— START OF SUPPLIED DATA —
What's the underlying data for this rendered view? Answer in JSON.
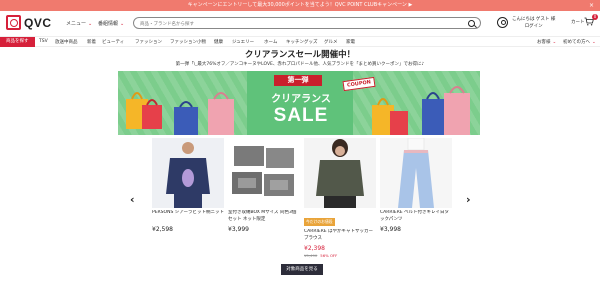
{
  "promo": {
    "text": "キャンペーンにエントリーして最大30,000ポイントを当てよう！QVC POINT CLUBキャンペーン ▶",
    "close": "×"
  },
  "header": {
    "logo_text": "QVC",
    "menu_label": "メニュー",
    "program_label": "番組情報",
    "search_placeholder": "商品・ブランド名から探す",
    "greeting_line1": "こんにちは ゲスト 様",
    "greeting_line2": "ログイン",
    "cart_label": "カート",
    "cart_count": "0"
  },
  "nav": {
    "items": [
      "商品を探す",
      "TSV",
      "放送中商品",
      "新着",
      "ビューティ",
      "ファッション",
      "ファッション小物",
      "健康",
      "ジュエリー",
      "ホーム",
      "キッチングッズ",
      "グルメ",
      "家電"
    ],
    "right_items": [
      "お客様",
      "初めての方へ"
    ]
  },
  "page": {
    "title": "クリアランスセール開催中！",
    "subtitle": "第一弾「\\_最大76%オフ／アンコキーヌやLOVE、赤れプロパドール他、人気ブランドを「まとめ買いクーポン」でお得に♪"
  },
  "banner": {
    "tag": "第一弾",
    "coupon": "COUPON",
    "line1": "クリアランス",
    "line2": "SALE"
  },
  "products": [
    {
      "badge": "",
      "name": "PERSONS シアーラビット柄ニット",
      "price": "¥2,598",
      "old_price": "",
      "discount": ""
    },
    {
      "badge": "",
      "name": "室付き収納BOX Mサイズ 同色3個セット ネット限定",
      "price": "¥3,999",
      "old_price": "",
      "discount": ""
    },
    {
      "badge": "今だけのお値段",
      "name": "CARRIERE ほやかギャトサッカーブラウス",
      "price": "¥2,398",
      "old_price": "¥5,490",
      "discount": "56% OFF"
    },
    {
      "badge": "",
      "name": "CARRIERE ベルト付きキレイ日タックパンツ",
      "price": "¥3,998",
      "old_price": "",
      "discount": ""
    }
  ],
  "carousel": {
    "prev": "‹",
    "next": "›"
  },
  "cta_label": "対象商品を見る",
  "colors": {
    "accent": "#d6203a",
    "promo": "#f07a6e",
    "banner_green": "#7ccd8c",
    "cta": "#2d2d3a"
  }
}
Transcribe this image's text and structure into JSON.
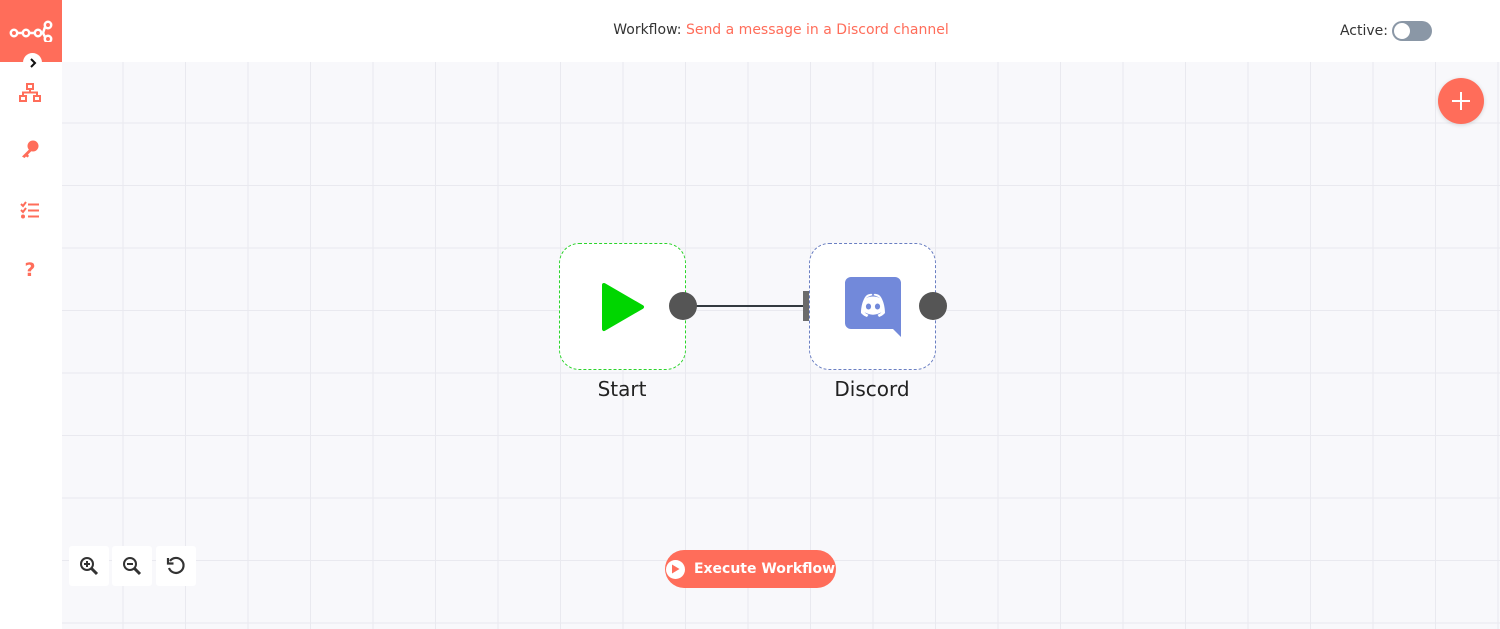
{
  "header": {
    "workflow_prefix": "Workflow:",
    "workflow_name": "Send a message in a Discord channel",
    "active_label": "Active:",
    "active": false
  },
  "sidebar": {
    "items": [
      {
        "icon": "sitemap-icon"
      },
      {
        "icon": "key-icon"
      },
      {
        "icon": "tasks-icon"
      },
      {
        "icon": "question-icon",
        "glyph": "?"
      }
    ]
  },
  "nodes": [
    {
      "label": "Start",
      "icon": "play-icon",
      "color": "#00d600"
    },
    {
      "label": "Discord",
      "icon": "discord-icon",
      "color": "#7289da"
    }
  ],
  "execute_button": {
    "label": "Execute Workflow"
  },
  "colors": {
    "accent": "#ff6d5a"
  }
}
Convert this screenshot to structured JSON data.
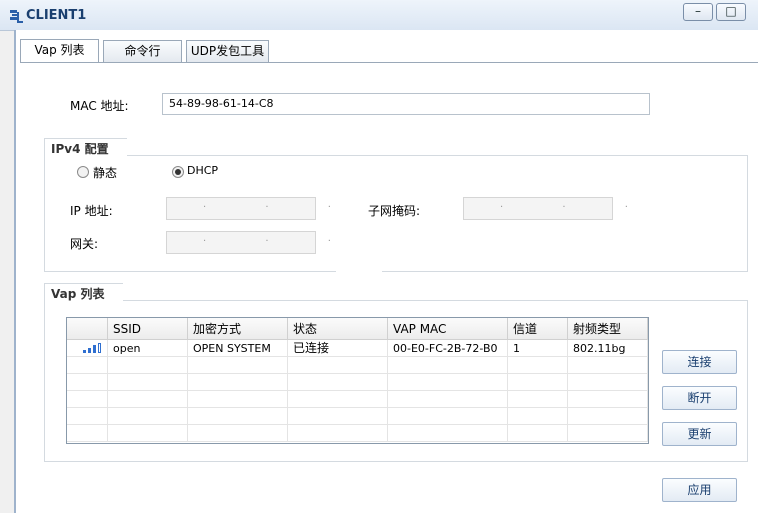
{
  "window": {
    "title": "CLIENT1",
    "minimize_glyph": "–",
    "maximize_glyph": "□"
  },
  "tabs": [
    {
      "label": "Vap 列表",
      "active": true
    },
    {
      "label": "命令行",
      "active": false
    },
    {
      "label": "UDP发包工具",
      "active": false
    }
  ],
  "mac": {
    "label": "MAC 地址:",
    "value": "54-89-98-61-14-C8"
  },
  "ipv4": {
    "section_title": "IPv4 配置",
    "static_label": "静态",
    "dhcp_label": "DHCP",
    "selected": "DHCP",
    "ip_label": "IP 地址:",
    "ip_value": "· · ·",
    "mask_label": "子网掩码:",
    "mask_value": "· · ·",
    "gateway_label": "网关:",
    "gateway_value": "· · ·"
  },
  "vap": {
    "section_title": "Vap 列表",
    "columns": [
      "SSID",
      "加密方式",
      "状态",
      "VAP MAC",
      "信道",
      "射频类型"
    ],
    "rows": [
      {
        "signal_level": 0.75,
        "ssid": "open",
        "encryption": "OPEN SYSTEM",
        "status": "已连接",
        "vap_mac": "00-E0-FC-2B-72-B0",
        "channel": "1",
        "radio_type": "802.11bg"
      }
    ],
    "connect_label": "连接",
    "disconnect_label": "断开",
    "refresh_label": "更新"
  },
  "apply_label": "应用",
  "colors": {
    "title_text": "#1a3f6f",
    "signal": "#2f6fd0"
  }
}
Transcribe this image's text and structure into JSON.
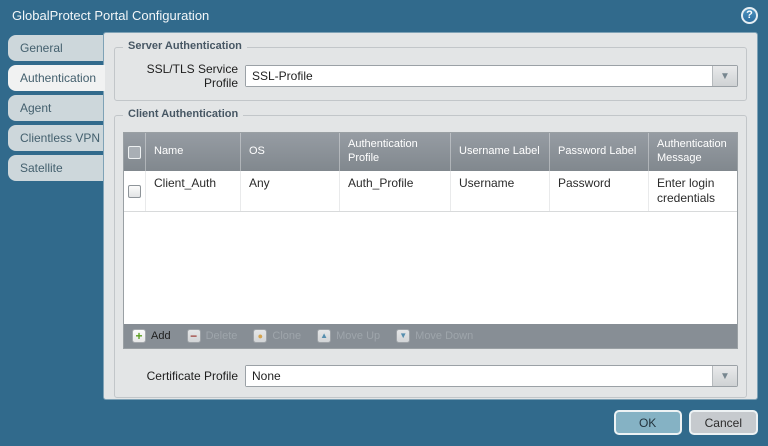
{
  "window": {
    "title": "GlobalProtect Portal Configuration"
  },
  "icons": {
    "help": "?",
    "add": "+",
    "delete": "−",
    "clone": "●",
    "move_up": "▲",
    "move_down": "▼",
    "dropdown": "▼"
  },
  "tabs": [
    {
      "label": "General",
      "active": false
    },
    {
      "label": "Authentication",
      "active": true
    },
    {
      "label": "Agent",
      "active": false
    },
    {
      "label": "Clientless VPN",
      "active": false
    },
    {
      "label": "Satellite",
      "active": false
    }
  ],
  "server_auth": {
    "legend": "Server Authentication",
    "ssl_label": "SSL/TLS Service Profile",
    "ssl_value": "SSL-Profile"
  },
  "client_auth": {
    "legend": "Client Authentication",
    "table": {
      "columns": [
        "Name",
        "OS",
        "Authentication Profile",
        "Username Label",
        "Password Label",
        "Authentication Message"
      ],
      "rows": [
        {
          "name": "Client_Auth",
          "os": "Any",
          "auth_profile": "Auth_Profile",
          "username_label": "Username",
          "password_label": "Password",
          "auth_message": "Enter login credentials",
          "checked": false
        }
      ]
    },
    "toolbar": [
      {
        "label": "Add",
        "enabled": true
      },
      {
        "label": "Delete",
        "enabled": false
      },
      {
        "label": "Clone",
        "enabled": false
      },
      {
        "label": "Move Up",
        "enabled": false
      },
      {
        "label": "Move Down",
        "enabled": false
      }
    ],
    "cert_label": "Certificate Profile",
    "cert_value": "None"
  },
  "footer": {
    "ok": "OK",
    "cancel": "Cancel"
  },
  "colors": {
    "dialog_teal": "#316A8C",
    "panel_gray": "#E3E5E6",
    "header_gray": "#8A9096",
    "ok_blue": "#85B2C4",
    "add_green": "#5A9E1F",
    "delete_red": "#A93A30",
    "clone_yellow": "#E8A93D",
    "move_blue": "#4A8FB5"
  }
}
— END OF SUPPLIED DATA —
AIM:
Repeat the data exactly, excluding the pictures.

ANSWER FOR THE TASK:
What's the underlying data for this rendered view? Answer in JSON.
{
  "promo": {
    "text": "キャンペーンにエントリーして最大30,000ポイントを当てよう！QVC POINT CLUBキャンペーン ▶",
    "close": "×"
  },
  "header": {
    "logo_text": "QVC",
    "menu_label": "メニュー",
    "program_label": "番組情報",
    "search_placeholder": "商品・ブランド名から探す",
    "greeting_line1": "こんにちは ゲスト 様",
    "greeting_line2": "ログイン",
    "cart_label": "カート",
    "cart_count": "0"
  },
  "nav": {
    "items": [
      "商品を探す",
      "TSV",
      "放送中商品",
      "新着",
      "ビューティ",
      "ファッション",
      "ファッション小物",
      "健康",
      "ジュエリー",
      "ホーム",
      "キッチングッズ",
      "グルメ",
      "家電"
    ],
    "right_items": [
      "お客様",
      "初めての方へ"
    ]
  },
  "page": {
    "title": "クリアランスセール開催中！",
    "subtitle": "第一弾「\\_最大76%オフ／アンコキーヌやLOVE、赤れプロパドール他、人気ブランドを「まとめ買いクーポン」でお得に♪"
  },
  "banner": {
    "tag": "第一弾",
    "coupon": "COUPON",
    "line1": "クリアランス",
    "line2": "SALE"
  },
  "products": [
    {
      "badge": "",
      "name": "PERSONS シアーラビット柄ニット",
      "price": "¥2,598",
      "old_price": "",
      "discount": ""
    },
    {
      "badge": "",
      "name": "室付き収納BOX Mサイズ 同色3個セット ネット限定",
      "price": "¥3,999",
      "old_price": "",
      "discount": ""
    },
    {
      "badge": "今だけのお値段",
      "name": "CARRIERE ほやかギャトサッカーブラウス",
      "price": "¥2,398",
      "old_price": "¥5,490",
      "discount": "56% OFF"
    },
    {
      "badge": "",
      "name": "CARRIERE ベルト付きキレイ日タックパンツ",
      "price": "¥3,998",
      "old_price": "",
      "discount": ""
    }
  ],
  "carousel": {
    "prev": "‹",
    "next": "›"
  },
  "cta_label": "対象商品を見る",
  "colors": {
    "accent": "#d6203a",
    "promo": "#f07a6e",
    "banner_green": "#7ccd8c",
    "cta": "#2d2d3a"
  }
}
Transcribe this image's text and structure into JSON.
{
  "header": {
    "workflow_prefix": "Workflow:",
    "workflow_name": "Send a message in a Discord channel",
    "active_label": "Active:",
    "active": false
  },
  "sidebar": {
    "items": [
      {
        "icon": "sitemap-icon"
      },
      {
        "icon": "key-icon"
      },
      {
        "icon": "tasks-icon"
      },
      {
        "icon": "question-icon",
        "glyph": "?"
      }
    ]
  },
  "nodes": [
    {
      "label": "Start",
      "icon": "play-icon",
      "color": "#00d600"
    },
    {
      "label": "Discord",
      "icon": "discord-icon",
      "color": "#7289da"
    }
  ],
  "execute_button": {
    "label": "Execute Workflow"
  },
  "colors": {
    "accent": "#ff6d5a"
  }
}
Convert this screenshot to structured JSON data.
{
  "window": {
    "title": "CLIENT1",
    "minimize_glyph": "–",
    "maximize_glyph": "□"
  },
  "tabs": [
    {
      "label": "Vap 列表",
      "active": true
    },
    {
      "label": "命令行",
      "active": false
    },
    {
      "label": "UDP发包工具",
      "active": false
    }
  ],
  "mac": {
    "label": "MAC 地址:",
    "value": "54-89-98-61-14-C8"
  },
  "ipv4": {
    "section_title": "IPv4 配置",
    "static_label": "静态",
    "dhcp_label": "DHCP",
    "selected": "DHCP",
    "ip_label": "IP 地址:",
    "ip_value": "· · ·",
    "mask_label": "子网掩码:",
    "mask_value": "· · ·",
    "gateway_label": "网关:",
    "gateway_value": "· · ·"
  },
  "vap": {
    "section_title": "Vap 列表",
    "columns": [
      "SSID",
      "加密方式",
      "状态",
      "VAP MAC",
      "信道",
      "射频类型"
    ],
    "rows": [
      {
        "signal_level": 0.75,
        "ssid": "open",
        "encryption": "OPEN SYSTEM",
        "status": "已连接",
        "vap_mac": "00-E0-FC-2B-72-B0",
        "channel": "1",
        "radio_type": "802.11bg"
      }
    ],
    "connect_label": "连接",
    "disconnect_label": "断开",
    "refresh_label": "更新"
  },
  "apply_label": "应用",
  "colors": {
    "title_text": "#1a3f6f",
    "signal": "#2f6fd0"
  }
}
Transcribe this image's text and structure into JSON.
{
  "window": {
    "title": "GlobalProtect Portal Configuration"
  },
  "icons": {
    "help": "?",
    "add": "+",
    "delete": "−",
    "clone": "●",
    "move_up": "▲",
    "move_down": "▼",
    "dropdown": "▼"
  },
  "tabs": [
    {
      "label": "General",
      "active": false
    },
    {
      "label": "Authentication",
      "active": true
    },
    {
      "label": "Agent",
      "active": false
    },
    {
      "label": "Clientless VPN",
      "active": false
    },
    {
      "label": "Satellite",
      "active": false
    }
  ],
  "server_auth": {
    "legend": "Server Authentication",
    "ssl_label": "SSL/TLS Service Profile",
    "ssl_value": "SSL-Profile"
  },
  "client_auth": {
    "legend": "Client Authentication",
    "table": {
      "columns": [
        "Name",
        "OS",
        "Authentication Profile",
        "Username Label",
        "Password Label",
        "Authentication Message"
      ],
      "rows": [
        {
          "name": "Client_Auth",
          "os": "Any",
          "auth_profile": "Auth_Profile",
          "username_label": "Username",
          "password_label": "Password",
          "auth_message": "Enter login credentials",
          "checked": false
        }
      ]
    },
    "toolbar": [
      {
        "label": "Add",
        "enabled": true
      },
      {
        "label": "Delete",
        "enabled": false
      },
      {
        "label": "Clone",
        "enabled": false
      },
      {
        "label": "Move Up",
        "enabled": false
      },
      {
        "label": "Move Down",
        "enabled": false
      }
    ],
    "cert_label": "Certificate Profile",
    "cert_value": "None"
  },
  "footer": {
    "ok": "OK",
    "cancel": "Cancel"
  },
  "colors": {
    "dialog_teal": "#316A8C",
    "panel_gray": "#E3E5E6",
    "header_gray": "#8A9096",
    "ok_blue": "#85B2C4",
    "add_green": "#5A9E1F",
    "delete_red": "#A93A30",
    "clone_yellow": "#E8A93D",
    "move_blue": "#4A8FB5"
  }
}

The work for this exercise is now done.